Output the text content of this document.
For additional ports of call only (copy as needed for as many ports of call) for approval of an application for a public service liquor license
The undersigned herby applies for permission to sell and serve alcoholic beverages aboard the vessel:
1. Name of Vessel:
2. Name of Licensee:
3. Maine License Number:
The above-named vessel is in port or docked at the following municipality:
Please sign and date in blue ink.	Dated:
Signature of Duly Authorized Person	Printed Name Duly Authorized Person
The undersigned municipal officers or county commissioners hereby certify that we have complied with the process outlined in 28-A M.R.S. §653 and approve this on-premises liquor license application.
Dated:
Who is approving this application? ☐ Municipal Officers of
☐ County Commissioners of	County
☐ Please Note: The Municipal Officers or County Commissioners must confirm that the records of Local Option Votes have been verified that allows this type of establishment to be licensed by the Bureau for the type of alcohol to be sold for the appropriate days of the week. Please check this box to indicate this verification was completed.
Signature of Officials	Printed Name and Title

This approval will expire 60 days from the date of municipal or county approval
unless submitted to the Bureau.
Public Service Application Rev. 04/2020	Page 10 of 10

▶ PROBLEM
Sift the material for lines with the string "undersigned". Copy each one found.

▶ RESPONSE TO THE EXERCISE
The undersigned herby applies for permission to sell and serve alcoholic beverages aboard the vessel:
The undersigned municipal officers or county commissioners hereby certify that we have complied with the process outlined in 28-A M.R.S. §653 and approve this on-premises liquor license application.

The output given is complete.